*Exercise*: Your task is to repeat all of the data exactly while excluding the pictures.
^^^^^^^^
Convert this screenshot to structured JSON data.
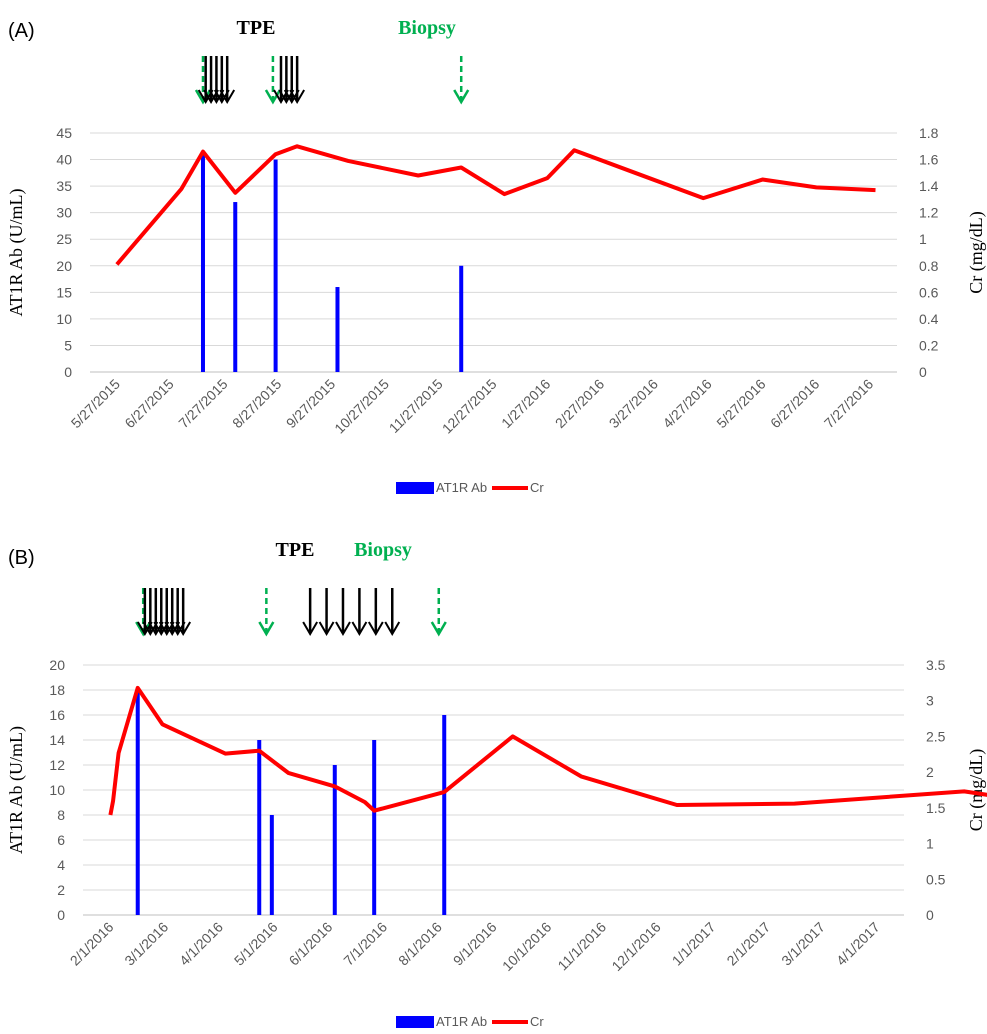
{
  "chart_data": [
    {
      "panel_label": "(A)",
      "type": "bar+line",
      "annotations": {
        "tpe_label": "TPE",
        "biopsy_label": "Biopsy"
      },
      "x_categories": [
        "5/27/2015",
        "6/27/2015",
        "7/27/2015",
        "8/27/2015",
        "9/27/2015",
        "10/27/2015",
        "11/27/2015",
        "12/27/2015",
        "1/27/2016",
        "2/27/2016",
        "3/27/2016",
        "4/27/2016",
        "5/27/2016",
        "6/27/2016",
        "7/27/2016"
      ],
      "ylabel_left": "AT1R Ab (U/mL)",
      "ylabel_right": "Cr (mg/dL)",
      "left_ticks": [
        "0",
        "5",
        "10",
        "15",
        "20",
        "25",
        "30",
        "35",
        "40",
        "45"
      ],
      "right_ticks": [
        "0",
        "0.2",
        "0.4",
        "0.6",
        "0.8",
        "1",
        "1.2",
        "1.4",
        "1.6",
        "1.8"
      ],
      "ylim_left": [
        0,
        45
      ],
      "ylim_right": [
        0,
        1.8
      ],
      "biopsy_arrows_x": [
        1.6,
        2.9,
        6.4
      ],
      "tpe_arrows_x": [
        1.65,
        1.75,
        1.85,
        1.95,
        2.05,
        3.05,
        3.15,
        3.25,
        3.35
      ],
      "series": [
        {
          "name": "AT1R Ab",
          "type": "bar",
          "axis": "left",
          "color": "#0000ff",
          "points": [
            [
              1.6,
              41
            ],
            [
              2.2,
              32
            ],
            [
              2.95,
              40
            ],
            [
              4.1,
              16
            ],
            [
              6.4,
              20
            ]
          ]
        },
        {
          "name": "Cr",
          "type": "line",
          "axis": "right",
          "color": "#ff0000",
          "points": [
            [
              0,
              0.81
            ],
            [
              1.2,
              1.38
            ],
            [
              1.6,
              1.66
            ],
            [
              2.2,
              1.35
            ],
            [
              2.95,
              1.64
            ],
            [
              3.35,
              1.7
            ],
            [
              4.3,
              1.59
            ],
            [
              5.6,
              1.48
            ],
            [
              6.4,
              1.54
            ],
            [
              7.2,
              1.34
            ],
            [
              8.0,
              1.46
            ],
            [
              8.5,
              1.67
            ],
            [
              10.9,
              1.31
            ],
            [
              12.0,
              1.45
            ],
            [
              13.0,
              1.39
            ],
            [
              14.1,
              1.37
            ]
          ]
        }
      ],
      "legend": {
        "position": "bottom",
        "entries": [
          "AT1R Ab",
          "Cr"
        ]
      }
    },
    {
      "panel_label": "(B)",
      "type": "bar+line",
      "annotations": {
        "tpe_label": "TPE",
        "biopsy_label": "Biopsy"
      },
      "x_categories": [
        "2/1/2016",
        "3/1/2016",
        "4/1/2016",
        "5/1/2016",
        "6/1/2016",
        "7/1/2016",
        "8/1/2016",
        "9/1/2016",
        "10/1/2016",
        "11/1/2016",
        "12/1/2016",
        "1/1/2017",
        "2/1/2017",
        "3/1/2017",
        "4/1/2017"
      ],
      "ylabel_left": "AT1R Ab (U/mL)",
      "ylabel_right": "Cr (mg/dL)",
      "left_ticks": [
        "0",
        "2",
        "4",
        "6",
        "8",
        "10",
        "12",
        "14",
        "16",
        "18",
        "20"
      ],
      "right_ticks": [
        "0",
        "0.5",
        "1",
        "1.5",
        "2",
        "2.5",
        "3",
        "3.5"
      ],
      "ylim_left": [
        0,
        20
      ],
      "ylim_right": [
        0,
        3.5
      ],
      "biopsy_arrows_x": [
        0.6,
        2.85,
        6.0
      ],
      "tpe_arrows_x": [
        0.63,
        0.73,
        0.83,
        0.93,
        1.03,
        1.13,
        1.23,
        1.33,
        3.65,
        3.95,
        4.25,
        4.55,
        4.85,
        5.15
      ],
      "series": [
        {
          "name": "AT1R Ab",
          "type": "bar",
          "axis": "left",
          "color": "#0000ff",
          "points": [
            [
              0.5,
              18
            ],
            [
              2.72,
              14
            ],
            [
              2.95,
              8
            ],
            [
              4.1,
              12
            ],
            [
              4.82,
              14
            ],
            [
              6.1,
              16
            ]
          ]
        },
        {
          "name": "Cr",
          "type": "line",
          "axis": "right",
          "color": "#ff0000",
          "points": [
            [
              0,
              1.4
            ],
            [
              0.05,
              1.6
            ],
            [
              0.15,
              2.27
            ],
            [
              0.5,
              3.18
            ],
            [
              0.95,
              2.67
            ],
            [
              2.1,
              2.26
            ],
            [
              2.72,
              2.3
            ],
            [
              3.25,
              1.99
            ],
            [
              4.1,
              1.8
            ],
            [
              4.65,
              1.58
            ],
            [
              4.82,
              1.46
            ],
            [
              6.1,
              1.72
            ],
            [
              7.35,
              2.5
            ],
            [
              8.6,
              1.94
            ],
            [
              10.35,
              1.54
            ],
            [
              12.5,
              1.56
            ],
            [
              15.6,
              1.73
            ],
            [
              18.3,
              1.42
            ],
            [
              20.3,
              1.66
            ]
          ]
        }
      ],
      "legend": {
        "position": "bottom",
        "entries": [
          "AT1R Ab",
          "Cr"
        ]
      }
    }
  ]
}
^^^^^^^^
*Problem solution*:
Convert this screenshot to structured JSON data.
{
  "chart_data": [
    {
      "panel_label": "(A)",
      "type": "bar+line",
      "annotations": {
        "tpe_label": "TPE",
        "biopsy_label": "Biopsy"
      },
      "x_categories": [
        "5/27/2015",
        "6/27/2015",
        "7/27/2015",
        "8/27/2015",
        "9/27/2015",
        "10/27/2015",
        "11/27/2015",
        "12/27/2015",
        "1/27/2016",
        "2/27/2016",
        "3/27/2016",
        "4/27/2016",
        "5/27/2016",
        "6/27/2016",
        "7/27/2016"
      ],
      "ylabel_left": "AT1R Ab (U/mL)",
      "ylabel_right": "Cr (mg/dL)",
      "left_ticks": [
        "0",
        "5",
        "10",
        "15",
        "20",
        "25",
        "30",
        "35",
        "40",
        "45"
      ],
      "right_ticks": [
        "0",
        "0.2",
        "0.4",
        "0.6",
        "0.8",
        "1",
        "1.2",
        "1.4",
        "1.6",
        "1.8"
      ],
      "ylim_left": [
        0,
        45
      ],
      "ylim_right": [
        0,
        1.8
      ],
      "biopsy_arrows_x": [
        1.6,
        2.9,
        6.4
      ],
      "tpe_arrows_x": [
        1.65,
        1.75,
        1.85,
        1.95,
        2.05,
        3.05,
        3.15,
        3.25,
        3.35
      ],
      "series": [
        {
          "name": "AT1R Ab",
          "type": "bar",
          "axis": "left",
          "color": "#0000ff",
          "points": [
            [
              1.6,
              41
            ],
            [
              2.2,
              32
            ],
            [
              2.95,
              40
            ],
            [
              4.1,
              16
            ],
            [
              6.4,
              20
            ]
          ]
        },
        {
          "name": "Cr",
          "type": "line",
          "axis": "right",
          "color": "#ff0000",
          "points": [
            [
              0,
              0.81
            ],
            [
              1.2,
              1.38
            ],
            [
              1.6,
              1.66
            ],
            [
              2.2,
              1.35
            ],
            [
              2.95,
              1.64
            ],
            [
              3.35,
              1.7
            ],
            [
              4.3,
              1.59
            ],
            [
              5.6,
              1.48
            ],
            [
              6.4,
              1.54
            ],
            [
              7.2,
              1.34
            ],
            [
              8.0,
              1.46
            ],
            [
              8.5,
              1.67
            ],
            [
              10.9,
              1.31
            ],
            [
              12.0,
              1.45
            ],
            [
              13.0,
              1.39
            ],
            [
              14.1,
              1.37
            ]
          ]
        }
      ],
      "legend": {
        "position": "bottom",
        "entries": [
          "AT1R Ab",
          "Cr"
        ]
      }
    },
    {
      "panel_label": "(B)",
      "type": "bar+line",
      "annotations": {
        "tpe_label": "TPE",
        "biopsy_label": "Biopsy"
      },
      "x_categories": [
        "2/1/2016",
        "3/1/2016",
        "4/1/2016",
        "5/1/2016",
        "6/1/2016",
        "7/1/2016",
        "8/1/2016",
        "9/1/2016",
        "10/1/2016",
        "11/1/2016",
        "12/1/2016",
        "1/1/2017",
        "2/1/2017",
        "3/1/2017",
        "4/1/2017"
      ],
      "ylabel_left": "AT1R Ab (U/mL)",
      "ylabel_right": "Cr (mg/dL)",
      "left_ticks": [
        "0",
        "2",
        "4",
        "6",
        "8",
        "10",
        "12",
        "14",
        "16",
        "18",
        "20"
      ],
      "right_ticks": [
        "0",
        "0.5",
        "1",
        "1.5",
        "2",
        "2.5",
        "3",
        "3.5"
      ],
      "ylim_left": [
        0,
        20
      ],
      "ylim_right": [
        0,
        3.5
      ],
      "biopsy_arrows_x": [
        0.6,
        2.85,
        6.0
      ],
      "tpe_arrows_x": [
        0.63,
        0.73,
        0.83,
        0.93,
        1.03,
        1.13,
        1.23,
        1.33,
        3.65,
        3.95,
        4.25,
        4.55,
        4.85,
        5.15
      ],
      "series": [
        {
          "name": "AT1R Ab",
          "type": "bar",
          "axis": "left",
          "color": "#0000ff",
          "points": [
            [
              0.5,
              18
            ],
            [
              2.72,
              14
            ],
            [
              2.95,
              8
            ],
            [
              4.1,
              12
            ],
            [
              4.82,
              14
            ],
            [
              6.1,
              16
            ]
          ]
        },
        {
          "name": "Cr",
          "type": "line",
          "axis": "right",
          "color": "#ff0000",
          "points": [
            [
              0,
              1.4
            ],
            [
              0.05,
              1.6
            ],
            [
              0.15,
              2.27
            ],
            [
              0.5,
              3.18
            ],
            [
              0.95,
              2.67
            ],
            [
              2.1,
              2.26
            ],
            [
              2.72,
              2.3
            ],
            [
              3.25,
              1.99
            ],
            [
              4.1,
              1.8
            ],
            [
              4.65,
              1.58
            ],
            [
              4.82,
              1.46
            ],
            [
              6.1,
              1.72
            ],
            [
              7.35,
              2.5
            ],
            [
              8.6,
              1.94
            ],
            [
              10.35,
              1.54
            ],
            [
              12.5,
              1.56
            ],
            [
              15.6,
              1.73
            ],
            [
              18.3,
              1.42
            ],
            [
              20.3,
              1.66
            ]
          ]
        }
      ],
      "legend": {
        "position": "bottom",
        "entries": [
          "AT1R Ab",
          "Cr"
        ]
      }
    }
  ]
}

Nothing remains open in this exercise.